Input data:
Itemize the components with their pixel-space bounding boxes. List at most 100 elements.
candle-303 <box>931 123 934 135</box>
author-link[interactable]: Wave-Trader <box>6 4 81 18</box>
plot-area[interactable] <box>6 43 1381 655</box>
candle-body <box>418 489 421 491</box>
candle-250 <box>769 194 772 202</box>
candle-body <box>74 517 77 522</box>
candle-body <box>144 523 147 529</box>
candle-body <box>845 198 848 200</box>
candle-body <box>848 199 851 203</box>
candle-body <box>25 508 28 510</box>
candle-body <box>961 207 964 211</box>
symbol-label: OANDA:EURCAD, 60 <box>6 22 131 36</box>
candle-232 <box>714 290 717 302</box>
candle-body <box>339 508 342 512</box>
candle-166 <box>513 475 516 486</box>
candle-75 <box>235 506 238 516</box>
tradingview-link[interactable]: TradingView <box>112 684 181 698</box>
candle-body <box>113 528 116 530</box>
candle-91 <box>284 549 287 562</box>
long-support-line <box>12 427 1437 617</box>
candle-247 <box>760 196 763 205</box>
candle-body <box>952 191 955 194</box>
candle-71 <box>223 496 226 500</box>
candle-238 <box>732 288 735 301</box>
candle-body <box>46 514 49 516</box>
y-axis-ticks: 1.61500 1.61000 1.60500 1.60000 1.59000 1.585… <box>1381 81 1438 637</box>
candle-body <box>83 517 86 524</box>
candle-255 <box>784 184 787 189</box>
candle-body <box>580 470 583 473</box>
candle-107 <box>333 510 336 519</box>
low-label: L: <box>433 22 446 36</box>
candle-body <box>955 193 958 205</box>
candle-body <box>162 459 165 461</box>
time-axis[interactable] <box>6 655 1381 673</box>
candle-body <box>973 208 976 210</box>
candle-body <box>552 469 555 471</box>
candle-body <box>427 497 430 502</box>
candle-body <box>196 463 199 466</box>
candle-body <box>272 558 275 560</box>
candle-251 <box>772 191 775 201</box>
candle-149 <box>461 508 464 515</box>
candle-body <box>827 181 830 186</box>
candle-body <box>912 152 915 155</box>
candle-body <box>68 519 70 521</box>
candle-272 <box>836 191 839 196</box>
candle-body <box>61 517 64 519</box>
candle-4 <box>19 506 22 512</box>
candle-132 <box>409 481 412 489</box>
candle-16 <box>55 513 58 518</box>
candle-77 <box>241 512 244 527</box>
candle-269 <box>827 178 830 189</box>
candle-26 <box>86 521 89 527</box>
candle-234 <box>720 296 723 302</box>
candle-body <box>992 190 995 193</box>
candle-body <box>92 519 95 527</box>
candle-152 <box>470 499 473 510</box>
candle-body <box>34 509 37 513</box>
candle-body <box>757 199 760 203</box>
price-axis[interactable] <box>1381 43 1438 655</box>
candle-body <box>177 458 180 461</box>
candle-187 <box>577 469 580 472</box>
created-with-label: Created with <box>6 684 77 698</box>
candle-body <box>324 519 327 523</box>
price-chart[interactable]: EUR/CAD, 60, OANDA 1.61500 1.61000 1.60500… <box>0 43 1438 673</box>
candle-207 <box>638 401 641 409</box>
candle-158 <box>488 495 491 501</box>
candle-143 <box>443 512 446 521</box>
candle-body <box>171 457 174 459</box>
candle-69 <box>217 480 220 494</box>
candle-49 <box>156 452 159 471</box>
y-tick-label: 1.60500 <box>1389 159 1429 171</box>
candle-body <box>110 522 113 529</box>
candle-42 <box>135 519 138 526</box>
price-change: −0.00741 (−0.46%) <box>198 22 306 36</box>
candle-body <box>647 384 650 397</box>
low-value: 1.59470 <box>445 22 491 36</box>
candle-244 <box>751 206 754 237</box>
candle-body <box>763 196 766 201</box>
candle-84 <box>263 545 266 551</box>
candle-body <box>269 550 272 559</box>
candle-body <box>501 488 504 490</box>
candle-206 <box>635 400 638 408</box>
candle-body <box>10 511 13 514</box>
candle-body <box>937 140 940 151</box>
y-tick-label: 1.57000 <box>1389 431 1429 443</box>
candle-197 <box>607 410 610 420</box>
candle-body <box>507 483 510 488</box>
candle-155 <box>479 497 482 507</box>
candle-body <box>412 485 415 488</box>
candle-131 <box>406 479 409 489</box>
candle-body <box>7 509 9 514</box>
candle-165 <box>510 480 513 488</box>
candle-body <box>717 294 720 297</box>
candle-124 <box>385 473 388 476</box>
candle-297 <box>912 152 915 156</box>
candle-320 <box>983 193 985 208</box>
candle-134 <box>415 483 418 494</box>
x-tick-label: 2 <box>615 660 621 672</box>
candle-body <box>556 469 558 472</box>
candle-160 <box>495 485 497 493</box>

Instructions for the task: Quote all the rows above word for word, with no changes.

Response below:
Itemize the components with their pixel-space bounding boxes. List at most 100 elements.
candle-303 <box>931 123 934 135</box>
author-link[interactable]: Wave-Trader <box>6 4 81 18</box>
plot-area[interactable] <box>6 43 1381 655</box>
candle-body <box>418 489 421 491</box>
candle-250 <box>769 194 772 202</box>
candle-body <box>74 517 77 522</box>
candle-body <box>144 523 147 529</box>
candle-body <box>845 198 848 200</box>
candle-body <box>848 199 851 203</box>
candle-body <box>25 508 28 510</box>
candle-body <box>961 207 964 211</box>
symbol-label: OANDA:EURCAD, 60 <box>6 22 131 36</box>
candle-232 <box>714 290 717 302</box>
candle-body <box>339 508 342 512</box>
candle-166 <box>513 475 516 486</box>
candle-75 <box>235 506 238 516</box>
tradingview-link[interactable]: TradingView <box>112 684 181 698</box>
candle-body <box>113 528 116 530</box>
candle-91 <box>284 549 287 562</box>
long-support-line <box>12 427 1437 617</box>
candle-247 <box>760 196 763 205</box>
candle-body <box>952 191 955 194</box>
candle-71 <box>223 496 226 500</box>
candle-238 <box>732 288 735 301</box>
candle-body <box>46 514 49 516</box>
y-axis-ticks: 1.61500 1.61000 1.60500 1.60000 1.59000 1.585… <box>1381 81 1438 637</box>
candle-body <box>83 517 86 524</box>
candle-255 <box>784 184 787 189</box>
candle-body <box>580 470 583 473</box>
candle-107 <box>333 510 336 519</box>
low-label: L: <box>433 22 446 36</box>
candle-body <box>955 193 958 205</box>
candle-body <box>162 459 165 461</box>
time-axis[interactable] <box>6 655 1381 673</box>
candle-body <box>973 208 976 210</box>
candle-body <box>552 469 555 471</box>
candle-body <box>427 497 430 502</box>
candle-body <box>196 463 199 466</box>
candle-body <box>272 558 275 560</box>
candle-251 <box>772 191 775 201</box>
candle-149 <box>461 508 464 515</box>
candle-body <box>827 181 830 186</box>
candle-body <box>912 152 915 155</box>
candle-body <box>68 519 70 521</box>
candle-272 <box>836 191 839 196</box>
candle-body <box>61 517 64 519</box>
candle-4 <box>19 506 22 512</box>
candle-132 <box>409 481 412 489</box>
candle-16 <box>55 513 58 518</box>
candle-77 <box>241 512 244 527</box>
candle-269 <box>827 178 830 189</box>
candle-26 <box>86 521 89 527</box>
candle-234 <box>720 296 723 302</box>
candle-body <box>992 190 995 193</box>
candle-body <box>92 519 95 527</box>
candle-152 <box>470 499 473 510</box>
candle-body <box>34 509 37 513</box>
candle-body <box>757 199 760 203</box>
price-axis[interactable] <box>1381 43 1438 655</box>
candle-body <box>177 458 180 461</box>
candle-187 <box>577 469 580 472</box>
created-with-label: Created with <box>6 684 77 698</box>
candle-body <box>324 519 327 523</box>
price-chart[interactable]: EUR/CAD, 60, OANDA 1.61500 1.61000 1.60500… <box>0 43 1438 673</box>
candle-207 <box>638 401 641 409</box>
candle-158 <box>488 495 491 501</box>
candle-143 <box>443 512 446 521</box>
candle-body <box>171 457 174 459</box>
candle-69 <box>217 480 220 494</box>
candle-49 <box>156 452 159 471</box>
y-tick-label: 1.60500 <box>1389 159 1429 171</box>
candle-body <box>110 522 113 529</box>
candle-42 <box>135 519 138 526</box>
price-change: −0.00741 (−0.46%) <box>198 22 306 36</box>
candle-body <box>647 384 650 397</box>
low-value: 1.59470 <box>445 22 491 36</box>
candle-244 <box>751 206 754 237</box>
candle-body <box>763 196 766 201</box>
candle-84 <box>263 545 266 551</box>
candle-body <box>269 550 272 559</box>
candle-body <box>501 488 504 490</box>
candle-206 <box>635 400 638 408</box>
candle-body <box>10 511 13 514</box>
candle-body <box>937 140 940 151</box>
y-tick-label: 1.57000 <box>1389 431 1429 443</box>
candle-197 <box>607 410 610 420</box>
candle-body <box>507 483 510 488</box>
candle-155 <box>479 497 482 507</box>
candle-body <box>412 485 415 488</box>
candle-131 <box>406 479 409 489</box>
candle-body <box>7 509 9 514</box>
candle-165 <box>510 480 513 488</box>
candle-body <box>717 294 720 297</box>
candle-124 <box>385 473 388 476</box>
candle-297 <box>912 152 915 156</box>
candle-320 <box>983 193 985 208</box>
candle-134 <box>415 483 418 494</box>
x-tick-label: 2 <box>615 660 621 672</box>
candle-body <box>556 469 558 472</box>
candle-160 <box>495 485 497 493</box>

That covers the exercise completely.